Format the entries below as a JSON list of strings, one string per line and blank lines omitted, covering only the stretch from the start of the entries through the line containing "- basket-panel-title: Importance".

[Stored data]

....................

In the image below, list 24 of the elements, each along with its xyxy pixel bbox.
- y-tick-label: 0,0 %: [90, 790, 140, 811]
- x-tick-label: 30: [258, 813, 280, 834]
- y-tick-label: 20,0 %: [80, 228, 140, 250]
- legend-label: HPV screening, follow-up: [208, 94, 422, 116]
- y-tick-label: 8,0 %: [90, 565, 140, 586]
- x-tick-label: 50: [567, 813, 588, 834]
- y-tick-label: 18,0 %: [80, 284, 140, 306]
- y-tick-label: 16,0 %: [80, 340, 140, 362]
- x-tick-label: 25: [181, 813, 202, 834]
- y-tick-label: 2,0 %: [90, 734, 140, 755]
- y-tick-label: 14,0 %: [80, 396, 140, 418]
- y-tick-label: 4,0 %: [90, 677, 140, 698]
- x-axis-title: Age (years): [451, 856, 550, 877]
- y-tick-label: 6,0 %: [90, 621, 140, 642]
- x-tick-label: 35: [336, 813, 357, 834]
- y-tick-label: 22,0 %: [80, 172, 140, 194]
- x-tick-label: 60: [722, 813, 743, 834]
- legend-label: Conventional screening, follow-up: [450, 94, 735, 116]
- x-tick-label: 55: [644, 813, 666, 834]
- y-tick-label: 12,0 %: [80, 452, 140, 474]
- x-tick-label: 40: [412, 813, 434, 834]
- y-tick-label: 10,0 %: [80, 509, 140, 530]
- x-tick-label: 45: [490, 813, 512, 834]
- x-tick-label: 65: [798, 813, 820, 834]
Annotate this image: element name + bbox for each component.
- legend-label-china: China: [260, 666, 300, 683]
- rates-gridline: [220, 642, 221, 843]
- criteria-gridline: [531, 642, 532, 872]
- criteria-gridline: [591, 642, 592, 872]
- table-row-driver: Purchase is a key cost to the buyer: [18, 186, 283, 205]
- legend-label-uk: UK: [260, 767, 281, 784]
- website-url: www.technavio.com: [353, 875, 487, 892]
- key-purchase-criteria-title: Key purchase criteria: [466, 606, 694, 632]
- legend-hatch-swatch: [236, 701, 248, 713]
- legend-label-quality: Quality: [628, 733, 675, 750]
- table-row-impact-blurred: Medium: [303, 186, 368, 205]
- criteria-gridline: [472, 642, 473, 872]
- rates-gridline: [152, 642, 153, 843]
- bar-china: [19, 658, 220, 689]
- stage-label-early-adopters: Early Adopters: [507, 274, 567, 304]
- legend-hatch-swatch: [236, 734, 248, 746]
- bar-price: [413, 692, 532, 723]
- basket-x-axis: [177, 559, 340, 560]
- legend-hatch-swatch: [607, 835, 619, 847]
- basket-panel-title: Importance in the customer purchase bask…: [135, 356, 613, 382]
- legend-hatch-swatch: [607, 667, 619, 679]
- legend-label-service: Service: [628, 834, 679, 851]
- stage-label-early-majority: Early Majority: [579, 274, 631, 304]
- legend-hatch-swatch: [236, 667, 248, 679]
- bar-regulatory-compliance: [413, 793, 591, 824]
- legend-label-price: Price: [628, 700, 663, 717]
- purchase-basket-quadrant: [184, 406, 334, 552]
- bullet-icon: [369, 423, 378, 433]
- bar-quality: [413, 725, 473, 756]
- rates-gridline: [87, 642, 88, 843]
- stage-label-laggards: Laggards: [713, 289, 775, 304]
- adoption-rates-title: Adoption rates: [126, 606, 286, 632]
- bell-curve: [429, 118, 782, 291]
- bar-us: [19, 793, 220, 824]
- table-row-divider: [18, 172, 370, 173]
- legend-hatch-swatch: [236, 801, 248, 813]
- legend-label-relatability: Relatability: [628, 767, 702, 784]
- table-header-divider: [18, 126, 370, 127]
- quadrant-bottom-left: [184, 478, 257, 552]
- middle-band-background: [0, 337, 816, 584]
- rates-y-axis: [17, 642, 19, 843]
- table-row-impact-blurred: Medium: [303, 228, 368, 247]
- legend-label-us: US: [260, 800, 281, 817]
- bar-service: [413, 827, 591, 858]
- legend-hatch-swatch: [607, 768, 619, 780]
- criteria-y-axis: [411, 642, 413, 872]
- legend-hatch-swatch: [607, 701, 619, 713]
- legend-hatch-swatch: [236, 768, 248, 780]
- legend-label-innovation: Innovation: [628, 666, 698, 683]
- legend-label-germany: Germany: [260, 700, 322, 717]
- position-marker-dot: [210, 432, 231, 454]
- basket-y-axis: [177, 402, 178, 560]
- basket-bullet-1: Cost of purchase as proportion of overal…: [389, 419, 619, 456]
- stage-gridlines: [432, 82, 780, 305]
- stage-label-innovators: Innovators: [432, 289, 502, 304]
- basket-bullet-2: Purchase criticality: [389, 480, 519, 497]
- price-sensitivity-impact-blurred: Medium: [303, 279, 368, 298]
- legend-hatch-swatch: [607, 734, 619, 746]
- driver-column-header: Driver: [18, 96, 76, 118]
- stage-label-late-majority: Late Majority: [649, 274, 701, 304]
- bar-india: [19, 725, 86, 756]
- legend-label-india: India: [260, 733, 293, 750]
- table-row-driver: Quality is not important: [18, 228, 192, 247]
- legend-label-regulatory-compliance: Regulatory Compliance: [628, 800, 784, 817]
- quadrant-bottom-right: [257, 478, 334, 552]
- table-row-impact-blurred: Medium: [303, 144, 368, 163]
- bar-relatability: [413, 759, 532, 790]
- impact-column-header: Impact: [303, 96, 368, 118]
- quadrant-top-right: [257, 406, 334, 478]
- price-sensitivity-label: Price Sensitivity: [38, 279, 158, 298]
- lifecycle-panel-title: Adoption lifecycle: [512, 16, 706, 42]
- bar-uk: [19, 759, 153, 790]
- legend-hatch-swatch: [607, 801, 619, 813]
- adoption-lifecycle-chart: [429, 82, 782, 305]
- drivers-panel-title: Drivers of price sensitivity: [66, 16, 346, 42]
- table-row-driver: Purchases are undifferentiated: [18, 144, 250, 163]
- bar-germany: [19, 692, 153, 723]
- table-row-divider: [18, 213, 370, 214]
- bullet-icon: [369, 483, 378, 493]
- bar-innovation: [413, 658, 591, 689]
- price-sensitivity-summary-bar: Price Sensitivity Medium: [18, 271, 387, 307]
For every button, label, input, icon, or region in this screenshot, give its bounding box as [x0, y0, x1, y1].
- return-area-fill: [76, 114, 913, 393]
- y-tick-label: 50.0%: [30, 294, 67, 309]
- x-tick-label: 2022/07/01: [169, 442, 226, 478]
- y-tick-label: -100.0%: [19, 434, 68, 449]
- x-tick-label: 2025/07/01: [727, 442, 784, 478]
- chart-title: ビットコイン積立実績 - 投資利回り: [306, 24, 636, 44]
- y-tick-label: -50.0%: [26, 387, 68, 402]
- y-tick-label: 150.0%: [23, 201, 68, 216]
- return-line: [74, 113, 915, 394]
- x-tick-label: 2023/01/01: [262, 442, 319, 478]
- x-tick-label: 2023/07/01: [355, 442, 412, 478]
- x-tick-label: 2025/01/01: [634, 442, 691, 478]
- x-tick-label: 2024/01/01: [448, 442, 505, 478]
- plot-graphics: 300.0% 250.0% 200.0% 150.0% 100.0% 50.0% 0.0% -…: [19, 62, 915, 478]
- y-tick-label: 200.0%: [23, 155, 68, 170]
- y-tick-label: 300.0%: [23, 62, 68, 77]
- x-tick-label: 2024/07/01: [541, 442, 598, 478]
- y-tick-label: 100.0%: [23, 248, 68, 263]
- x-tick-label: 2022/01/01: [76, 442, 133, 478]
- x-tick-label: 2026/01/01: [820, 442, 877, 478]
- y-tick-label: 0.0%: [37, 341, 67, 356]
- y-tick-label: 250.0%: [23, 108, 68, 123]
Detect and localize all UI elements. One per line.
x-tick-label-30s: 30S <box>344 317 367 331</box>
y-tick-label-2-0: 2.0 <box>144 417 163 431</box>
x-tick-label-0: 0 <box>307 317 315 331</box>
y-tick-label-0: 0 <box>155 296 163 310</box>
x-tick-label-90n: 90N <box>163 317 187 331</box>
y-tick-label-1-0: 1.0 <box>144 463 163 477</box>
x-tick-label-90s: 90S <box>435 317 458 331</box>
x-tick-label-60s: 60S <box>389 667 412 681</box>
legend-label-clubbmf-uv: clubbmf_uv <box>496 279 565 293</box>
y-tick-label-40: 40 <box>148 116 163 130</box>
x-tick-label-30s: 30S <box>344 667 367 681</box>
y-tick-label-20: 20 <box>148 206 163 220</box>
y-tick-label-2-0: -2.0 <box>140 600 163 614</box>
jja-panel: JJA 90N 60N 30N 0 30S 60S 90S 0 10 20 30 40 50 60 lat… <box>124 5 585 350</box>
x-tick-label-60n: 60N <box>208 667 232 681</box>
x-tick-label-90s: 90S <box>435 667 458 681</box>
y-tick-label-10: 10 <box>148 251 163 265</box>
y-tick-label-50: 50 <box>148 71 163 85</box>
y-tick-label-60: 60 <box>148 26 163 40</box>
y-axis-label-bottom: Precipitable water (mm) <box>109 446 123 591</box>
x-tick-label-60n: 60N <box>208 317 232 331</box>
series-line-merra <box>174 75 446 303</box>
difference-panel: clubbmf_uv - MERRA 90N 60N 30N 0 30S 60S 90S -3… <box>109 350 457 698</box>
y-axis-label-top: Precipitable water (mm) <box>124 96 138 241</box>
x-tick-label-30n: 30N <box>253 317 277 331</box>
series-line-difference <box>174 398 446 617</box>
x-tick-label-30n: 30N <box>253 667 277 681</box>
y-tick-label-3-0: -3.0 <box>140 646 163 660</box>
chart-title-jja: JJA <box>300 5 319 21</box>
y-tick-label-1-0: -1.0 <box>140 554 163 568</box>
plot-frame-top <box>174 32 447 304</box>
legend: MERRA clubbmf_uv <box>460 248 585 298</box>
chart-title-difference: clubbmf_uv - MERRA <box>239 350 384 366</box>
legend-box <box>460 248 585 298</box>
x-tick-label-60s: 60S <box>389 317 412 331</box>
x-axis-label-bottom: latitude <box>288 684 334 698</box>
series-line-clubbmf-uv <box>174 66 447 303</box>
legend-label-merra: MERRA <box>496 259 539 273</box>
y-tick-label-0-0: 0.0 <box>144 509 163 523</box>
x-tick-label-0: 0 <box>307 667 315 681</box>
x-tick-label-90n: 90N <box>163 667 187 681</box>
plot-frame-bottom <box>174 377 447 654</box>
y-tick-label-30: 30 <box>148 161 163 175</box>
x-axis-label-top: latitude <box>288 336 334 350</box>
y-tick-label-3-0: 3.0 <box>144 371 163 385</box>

....................

*FINAL ANSWER:*
[
  "In the image below, list 24 of the elements, each along with its xyxy pixel bbox.",
  "- y-tick-label: 0,0 %: [90, 790, 140, 811]",
  "- x-tick-label: 30: [258, 813, 280, 834]",
  "- y-tick-label: 20,0 %: [80, 228, 140, 250]",
  "- legend-label: HPV screening, follow-up: [208, 94, 422, 116]",
  "- y-tick-label: 8,0 %: [90, 565, 140, 586]",
  "- x-tick-label: 50: [567, 813, 588, 834]",
  "- y-tick-label: 18,0 %: [80, 284, 140, 306]",
  "- y-tick-label: 16,0 %: [80, 340, 140, 362]",
  "- x-tick-label: 25: [181, 813, 202, 834]",
  "- y-tick-label: 2,0 %: [90, 734, 140, 755]",
  "- y-tick-label: 14,0 %: [80, 396, 140, 418]",
  "- y-tick-label: 4,0 %: [90, 677, 140, 698]",
  "- x-axis-title: Age (years): [451, 856, 550, 877]",
  "- y-tick-label: 6,0 %: [90, 621, 140, 642]",
  "- x-tick-label: 35: [336, 813, 357, 834]",
  "- y-tick-label: 22,0 %: [80, 172, 140, 194]",
  "- x-tick-label: 60: [722, 813, 743, 834]",
  "- legend-label: Conventional screening, follow-up: [450, 94, 735, 116]",
  "- x-tick-label: 55: [644, 813, 666, 834]",
  "- y-tick-label: 12,0 %: [80, 452, 140, 474]",
  "- x-tick-label: 40: [412, 813, 434, 834]",
  "- y-tick-label: 10,0 %: [80, 509, 140, 530]",
  "- x-tick-label: 45: [490, 813, 512, 834]",
  "- x-tick-label: 65: [798, 813, 820, 834]",
  "Annotate this image: element name + bbox for each component.",
  "- legend-label-china: China: [260, 666, 300, 683]",
  "- rates-gridline: [220, 642, 221, 843]",
  "- criteria-gridline: [531, 642, 532, 872]",
  "- criteria-gridline: [591, 642, 592, 872]",
  "- table-row-driver: Purchase is a key cost to the buyer: [18, 186, 283, 205]",
  "- legend-label-uk: UK: [260, 767, 281, 784]",
  "- website-url: www.technavio.com: [353, 875, 487, 892]",
  "- key-purchase-criteria-title: Key purchase criteria: [466, 606, 694, 632]",
  "- legend-hatch-swatch: [236, 701, 248, 713]",
  "- legend-label-quality: Quality: [628, 733, 675, 750]",
  "- table-row-impact-blurred: Medium: [303, 186, 368, 205]",
  "- criteria-gridline: [472, 642, 473, 872]",
  "- rates-gridline: [152, 642, 153, 843]",
  "- bar-china: [19, 658, 220, 689]",
  "- stage-label-early-adopters: Early Adopters: [507, 274, 567, 304]",
  "- legend-hatch-swatch: [236, 734, 248, 746]",
  "- bar-price: [413, 692, 532, 723]",
  "- basket-x-axis: [177, 559, 340, 560]",
  "- legend-hatch-swatch: [607, 835, 619, 847]",
  "- basket-panel-title: Importance in the customer purchase bask…: [135, 356, 613, 382]"
]